(Dataset items)
>> start
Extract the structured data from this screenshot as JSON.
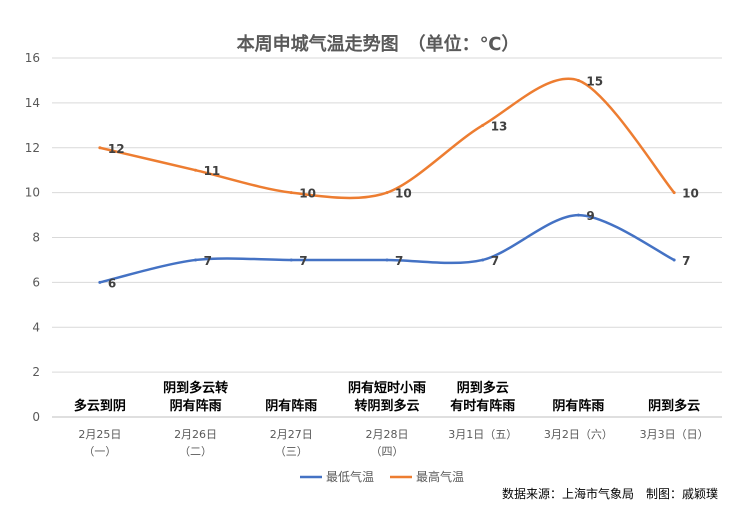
{
  "chart_data": {
    "type": "line",
    "title": "本周申城气温走势图　（单位：℃）",
    "ylim": [
      0,
      16
    ],
    "yticks": [
      "0",
      "2",
      "4",
      "6",
      "8",
      "10",
      "12",
      "14",
      "16"
    ],
    "grid": true,
    "legend_position": "bottom",
    "categories": [
      {
        "date": "2月25日",
        "weekday": "（一）",
        "weather": [
          "多云到阴"
        ]
      },
      {
        "date": "2月26日",
        "weekday": "（二）",
        "weather": [
          "阴到多云转",
          "阴有阵雨"
        ]
      },
      {
        "date": "2月27日",
        "weekday": "（三）",
        "weather": [
          "阴有阵雨"
        ]
      },
      {
        "date": "2月28日",
        "weekday": "（四）",
        "weather": [
          "阴有短时小雨",
          "转阴到多云"
        ]
      },
      {
        "date": "3月1日（五）",
        "weekday": "",
        "weather": [
          "阴到多云",
          "有时有阵雨"
        ]
      },
      {
        "date": "3月2日（六）",
        "weekday": "",
        "weather": [
          "阴有阵雨"
        ]
      },
      {
        "date": "3月3日（日）",
        "weekday": "",
        "weather": [
          "阴到多云"
        ]
      }
    ],
    "series": [
      {
        "name": "最低气温",
        "color": "#4472C4",
        "values": [
          6,
          7,
          7,
          7,
          7,
          9,
          7
        ]
      },
      {
        "name": "最高气温",
        "color": "#ED7D31",
        "values": [
          12,
          11,
          10,
          10,
          13,
          15,
          10
        ]
      }
    ],
    "source": "数据来源：上海市气象局　制图：戚颖璞"
  }
}
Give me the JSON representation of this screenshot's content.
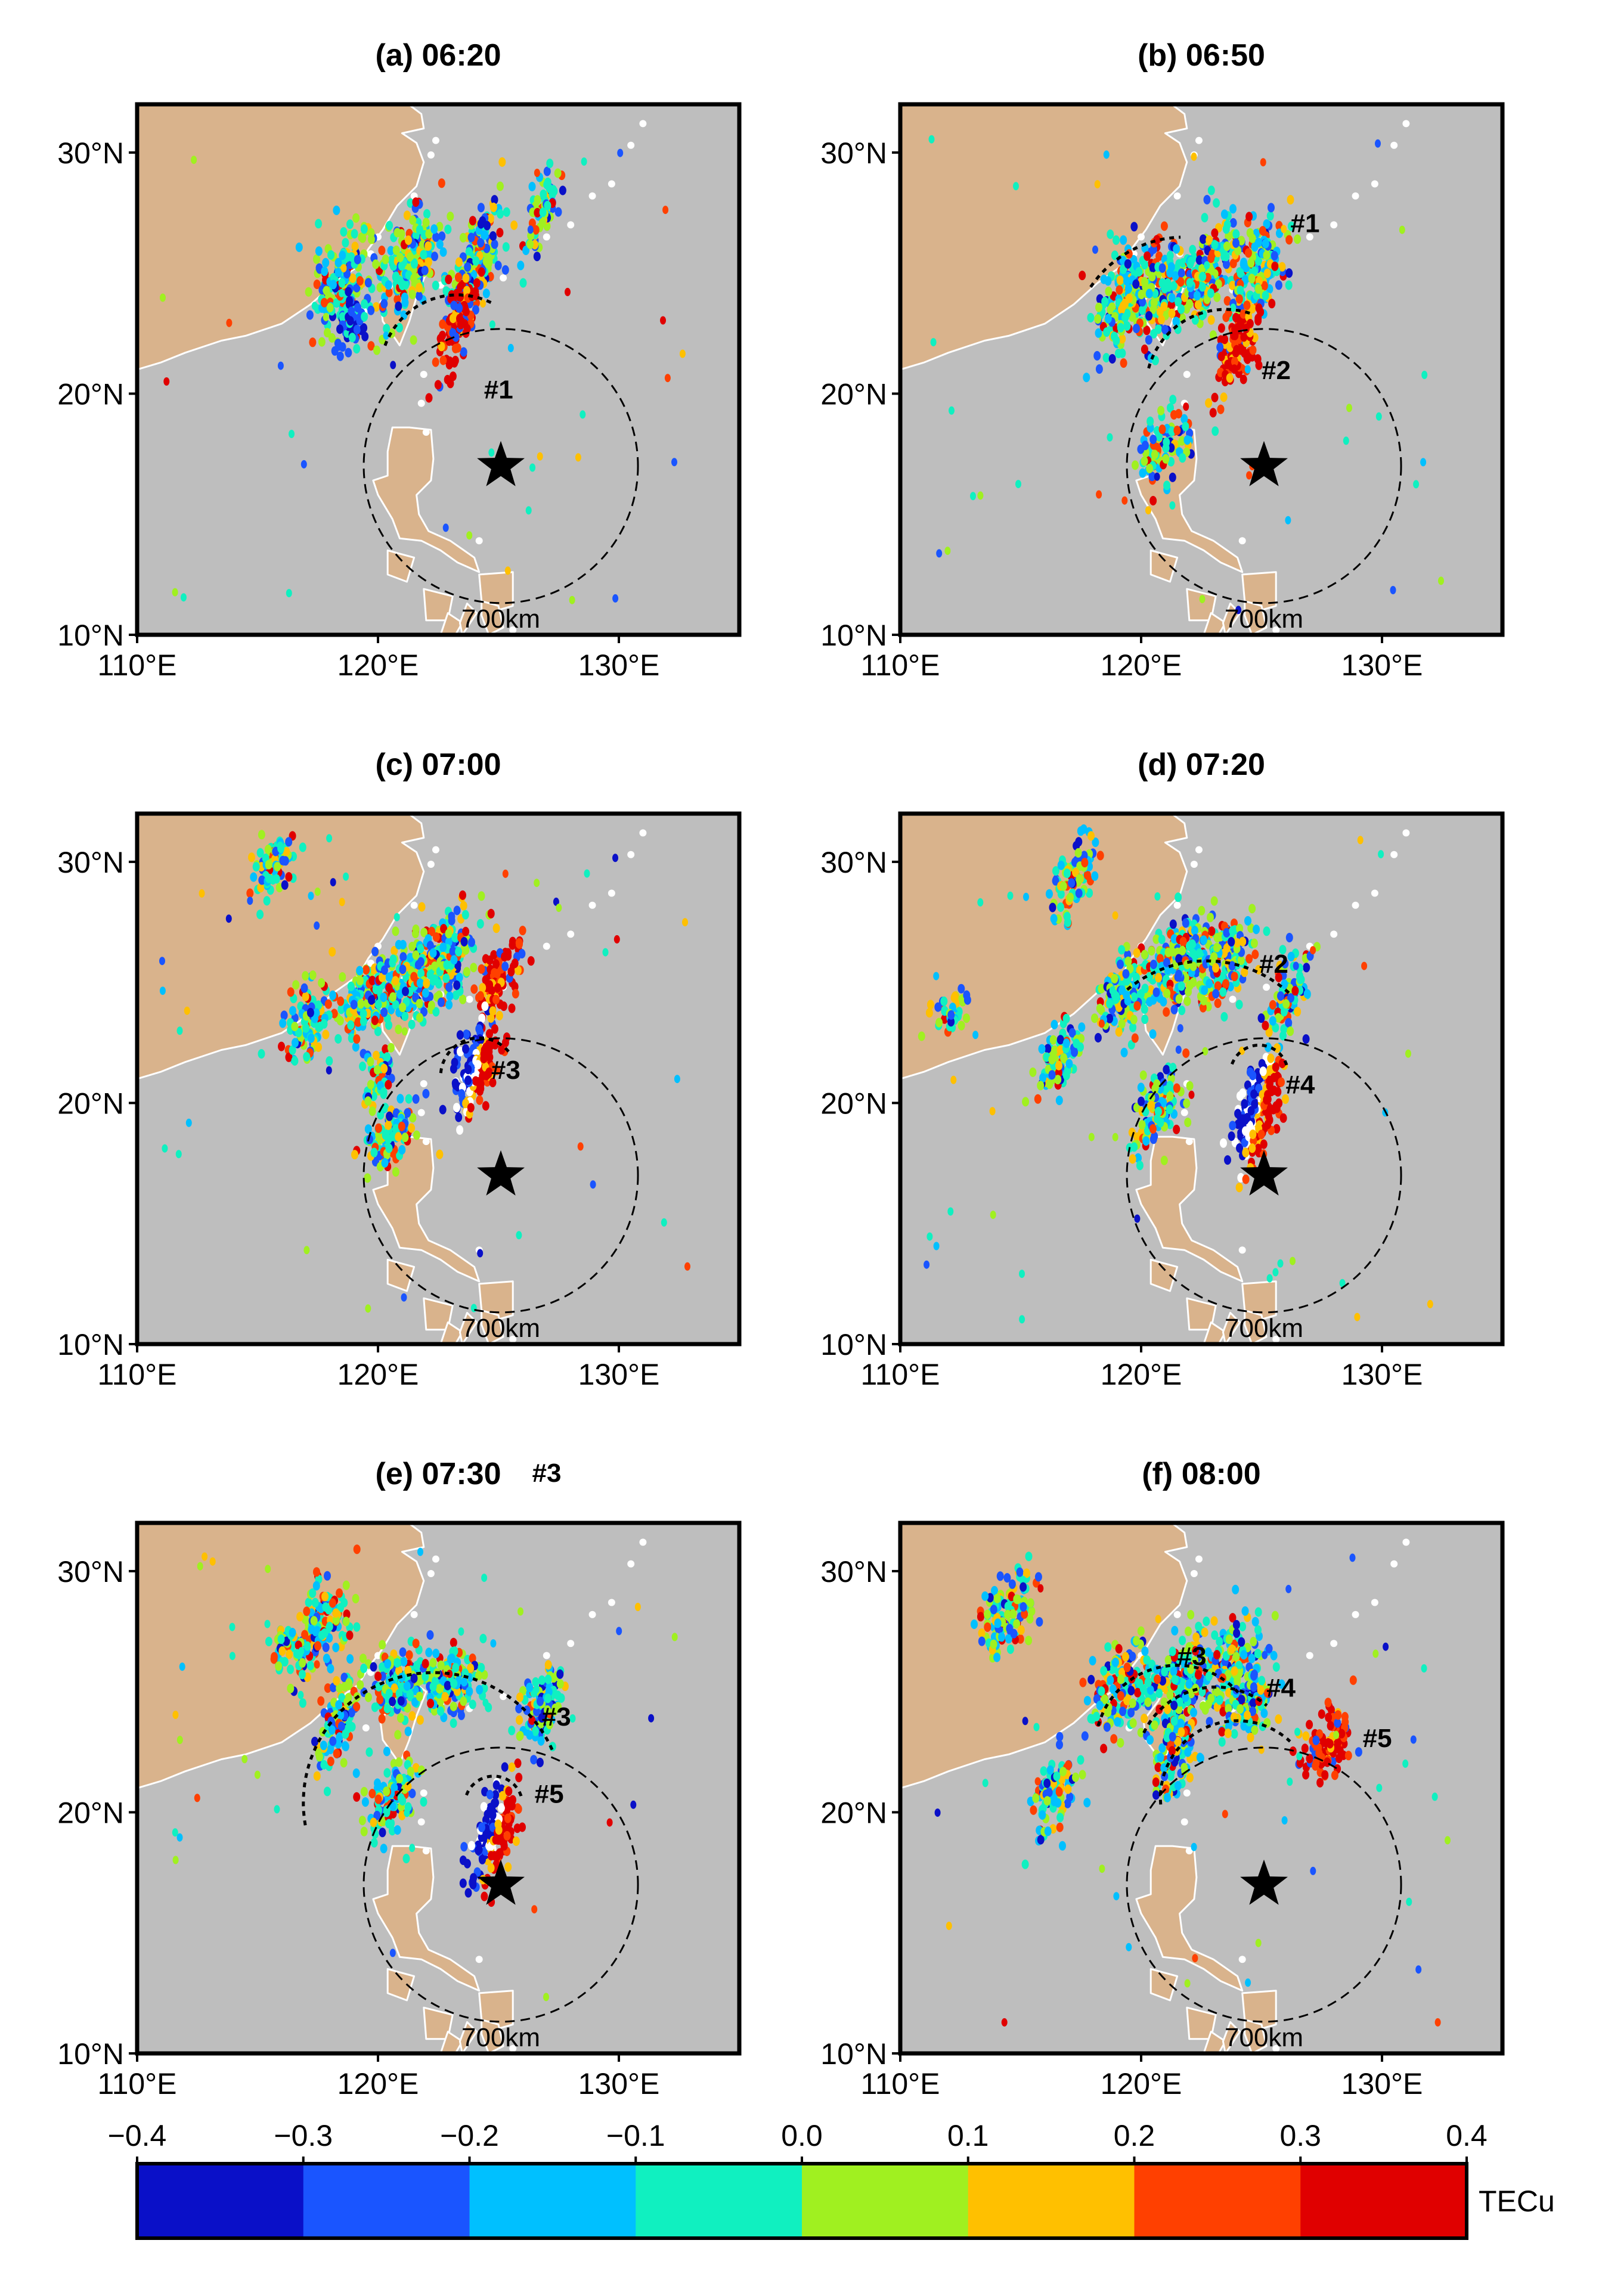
{
  "figure": {
    "panels": [
      {
        "title": "(a) 06:20",
        "circle_label": "700km",
        "fronts": [
          {
            "label": "#1"
          }
        ]
      },
      {
        "title": "(b) 06:50",
        "circle_label": "700km",
        "fronts": [
          {
            "label": "#1"
          },
          {
            "label": "#2"
          }
        ]
      },
      {
        "title": "(c) 07:00",
        "circle_label": "700km",
        "fronts": [
          {
            "label": "#3"
          }
        ]
      },
      {
        "title": "(d) 07:20",
        "circle_label": "700km",
        "fronts": [
          {
            "label": "#2"
          },
          {
            "label": "#4"
          }
        ]
      },
      {
        "title": "(e) 07:30",
        "circle_label": "700km",
        "fronts": [
          {
            "label": "#3"
          },
          {
            "label": "#3"
          },
          {
            "label": "#5"
          }
        ]
      },
      {
        "title": "(f) 08:00",
        "circle_label": "700km",
        "fronts": [
          {
            "label": "#3"
          },
          {
            "label": "#4"
          },
          {
            "label": "#5"
          }
        ]
      }
    ],
    "axes": {
      "lat_ticks": [
        "10°N",
        "20°N",
        "30°N"
      ],
      "lon_ticks": [
        "110°E",
        "120°E",
        "130°E"
      ],
      "lon_range": [
        110,
        135
      ],
      "lat_range": [
        10,
        32
      ]
    },
    "colorbar": {
      "ticks": [
        "−0.4",
        "−0.3",
        "−0.2",
        "−0.1",
        "0.0",
        "0.1",
        "0.2",
        "0.3",
        "0.4"
      ],
      "unit": "TECu",
      "colors": [
        "#0a10c8",
        "#1a55ff",
        "#00c0ff",
        "#10f0c0",
        "#a0f020",
        "#ffc000",
        "#ff4000",
        "#e00000"
      ]
    },
    "colors": {
      "land": "#d9b38c",
      "ocean": "#bebebe",
      "coastline": "#ffffff"
    },
    "epicenter_icon": "star-icon"
  }
}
>> end
# SHORT PROBLEM
Look through the data above. Find each line with the string "screenshot" and copy it.

# EXERCISE OUTPUT
Extract the structured data from this screenshot as JSON.
Give me the JSON representation of this screenshot's content.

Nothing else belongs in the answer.